Directions for this task - The entries below should be quoted exactly, with no pictures carried over.

== Records shown ==

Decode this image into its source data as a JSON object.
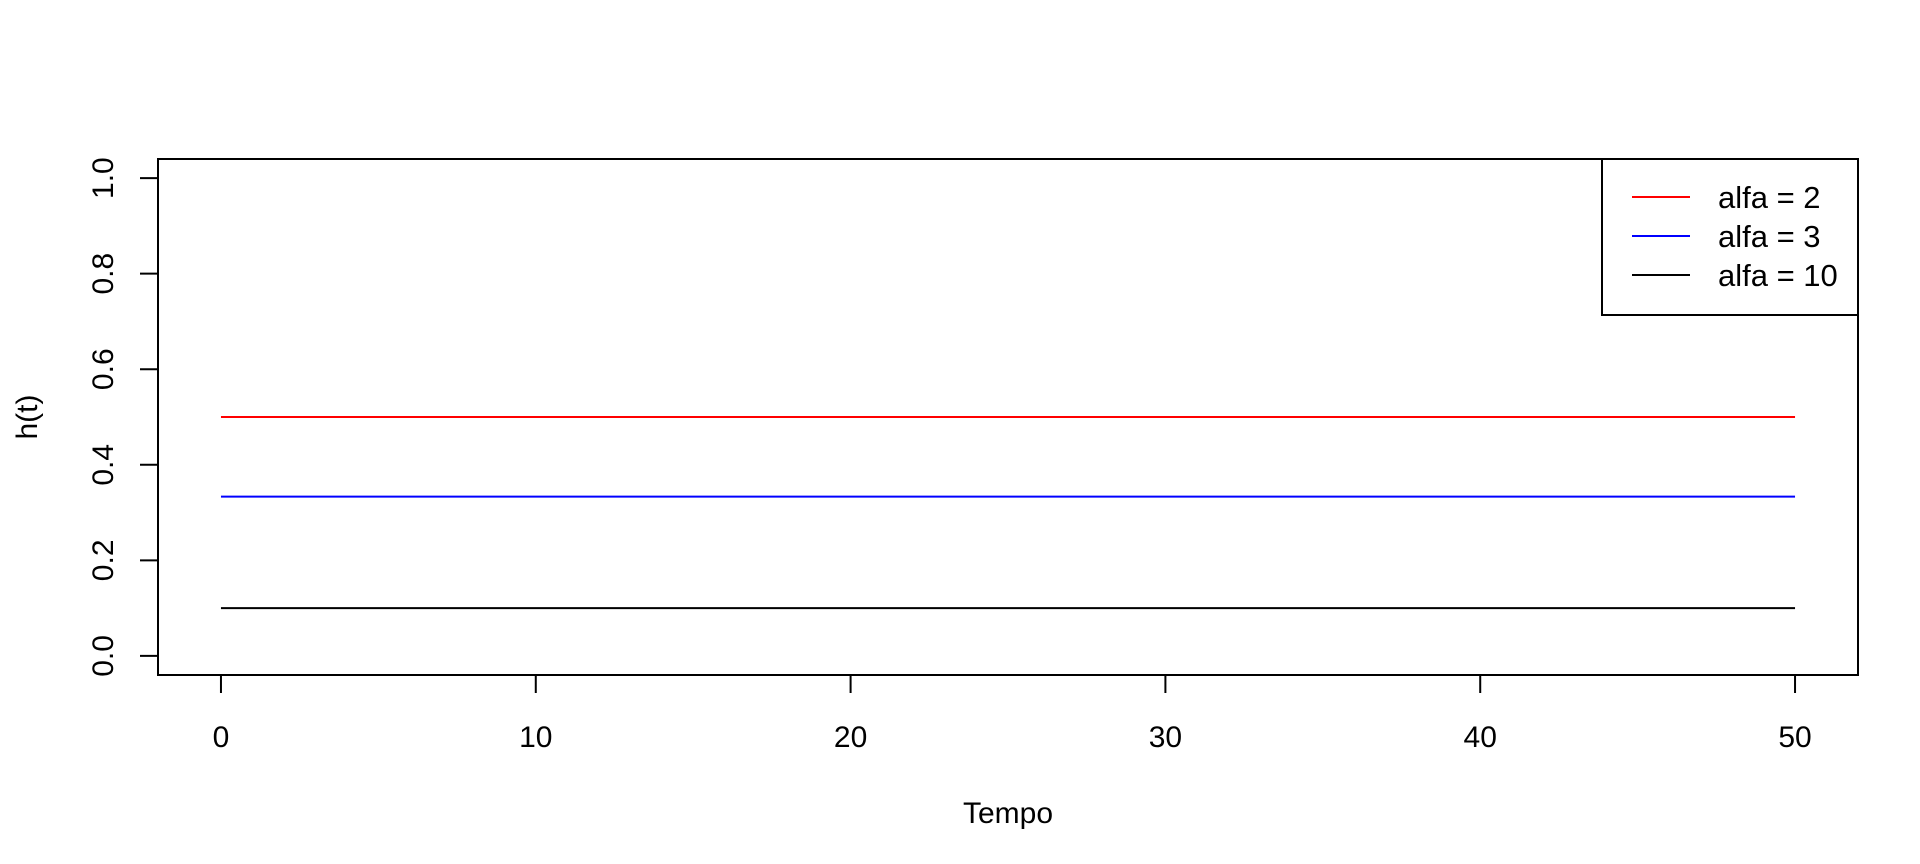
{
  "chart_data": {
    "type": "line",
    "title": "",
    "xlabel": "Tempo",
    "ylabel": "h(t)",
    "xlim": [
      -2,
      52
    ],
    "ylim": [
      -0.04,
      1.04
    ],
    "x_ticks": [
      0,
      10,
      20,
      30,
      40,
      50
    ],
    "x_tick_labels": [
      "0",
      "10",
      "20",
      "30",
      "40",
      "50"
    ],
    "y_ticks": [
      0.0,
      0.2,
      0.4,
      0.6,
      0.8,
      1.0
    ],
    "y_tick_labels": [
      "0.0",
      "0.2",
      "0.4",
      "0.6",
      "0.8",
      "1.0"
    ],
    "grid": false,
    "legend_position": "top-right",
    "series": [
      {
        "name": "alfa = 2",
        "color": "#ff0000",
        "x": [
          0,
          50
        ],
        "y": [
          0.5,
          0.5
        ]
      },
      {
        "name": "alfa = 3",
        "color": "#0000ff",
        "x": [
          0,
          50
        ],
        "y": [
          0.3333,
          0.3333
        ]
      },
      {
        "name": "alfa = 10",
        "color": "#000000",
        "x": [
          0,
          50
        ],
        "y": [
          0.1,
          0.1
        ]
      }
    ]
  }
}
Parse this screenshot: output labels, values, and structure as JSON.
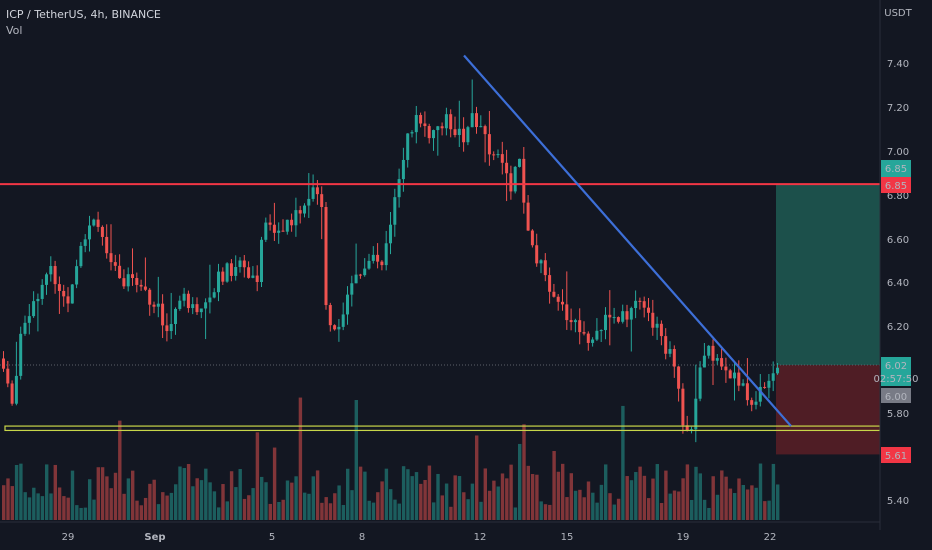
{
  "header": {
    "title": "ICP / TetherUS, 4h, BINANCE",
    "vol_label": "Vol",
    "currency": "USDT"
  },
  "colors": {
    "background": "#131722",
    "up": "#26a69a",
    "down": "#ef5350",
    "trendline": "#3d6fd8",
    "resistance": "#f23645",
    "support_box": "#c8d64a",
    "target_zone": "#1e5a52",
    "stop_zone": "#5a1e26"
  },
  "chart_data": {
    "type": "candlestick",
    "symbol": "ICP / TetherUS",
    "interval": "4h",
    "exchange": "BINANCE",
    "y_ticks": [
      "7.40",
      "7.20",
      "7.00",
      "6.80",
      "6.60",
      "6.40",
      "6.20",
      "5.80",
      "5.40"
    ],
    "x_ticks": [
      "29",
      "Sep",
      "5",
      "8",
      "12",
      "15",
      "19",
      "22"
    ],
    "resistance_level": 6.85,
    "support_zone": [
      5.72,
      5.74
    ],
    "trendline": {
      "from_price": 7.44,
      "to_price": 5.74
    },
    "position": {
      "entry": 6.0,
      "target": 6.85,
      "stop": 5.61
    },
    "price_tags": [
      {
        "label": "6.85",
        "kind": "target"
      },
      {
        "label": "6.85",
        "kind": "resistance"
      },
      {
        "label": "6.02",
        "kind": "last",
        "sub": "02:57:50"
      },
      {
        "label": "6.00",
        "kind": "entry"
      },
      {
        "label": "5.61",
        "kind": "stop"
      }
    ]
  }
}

===

Final result -
Decode this image into its source data as a JSON object.
{
  "chart_data": {
    "type": "line",
    "title": "",
    "xlabel": "Tempo",
    "ylabel": "h(t)",
    "xlim": [
      -2,
      52
    ],
    "ylim": [
      -0.04,
      1.04
    ],
    "x_ticks": [
      0,
      10,
      20,
      30,
      40,
      50
    ],
    "x_tick_labels": [
      "0",
      "10",
      "20",
      "30",
      "40",
      "50"
    ],
    "y_ticks": [
      0.0,
      0.2,
      0.4,
      0.6,
      0.8,
      1.0
    ],
    "y_tick_labels": [
      "0.0",
      "0.2",
      "0.4",
      "0.6",
      "0.8",
      "1.0"
    ],
    "grid": false,
    "legend_position": "top-right",
    "series": [
      {
        "name": "alfa = 2",
        "color": "#ff0000",
        "x": [
          0,
          50
        ],
        "y": [
          0.5,
          0.5
        ]
      },
      {
        "name": "alfa = 3",
        "color": "#0000ff",
        "x": [
          0,
          50
        ],
        "y": [
          0.3333,
          0.3333
        ]
      },
      {
        "name": "alfa = 10",
        "color": "#000000",
        "x": [
          0,
          50
        ],
        "y": [
          0.1,
          0.1
        ]
      }
    ]
  }
}
Parse this screenshot: output labels, values, and structure as JSON.
{
  "header": {
    "title": "ICP / TetherUS, 4h, BINANCE",
    "vol_label": "Vol",
    "currency": "USDT"
  },
  "colors": {
    "background": "#131722",
    "up": "#26a69a",
    "down": "#ef5350",
    "trendline": "#3d6fd8",
    "resistance": "#f23645",
    "support_box": "#c8d64a",
    "target_zone": "#1e5a52",
    "stop_zone": "#5a1e26"
  },
  "chart_data": {
    "type": "candlestick",
    "symbol": "ICP / TetherUS",
    "interval": "4h",
    "exchange": "BINANCE",
    "y_ticks": [
      "7.40",
      "7.20",
      "7.00",
      "6.80",
      "6.60",
      "6.40",
      "6.20",
      "5.80",
      "5.40"
    ],
    "x_ticks": [
      "29",
      "Sep",
      "5",
      "8",
      "12",
      "15",
      "19",
      "22"
    ],
    "resistance_level": 6.85,
    "support_zone": [
      5.72,
      5.74
    ],
    "trendline": {
      "from_price": 7.44,
      "to_price": 5.74
    },
    "position": {
      "entry": 6.0,
      "target": 6.85,
      "stop": 5.61
    },
    "price_tags": [
      {
        "label": "6.85",
        "kind": "target"
      },
      {
        "label": "6.85",
        "kind": "resistance"
      },
      {
        "label": "6.02",
        "kind": "last",
        "sub": "02:57:50"
      },
      {
        "label": "6.00",
        "kind": "entry"
      },
      {
        "label": "5.61",
        "kind": "stop"
      }
    ]
  }
}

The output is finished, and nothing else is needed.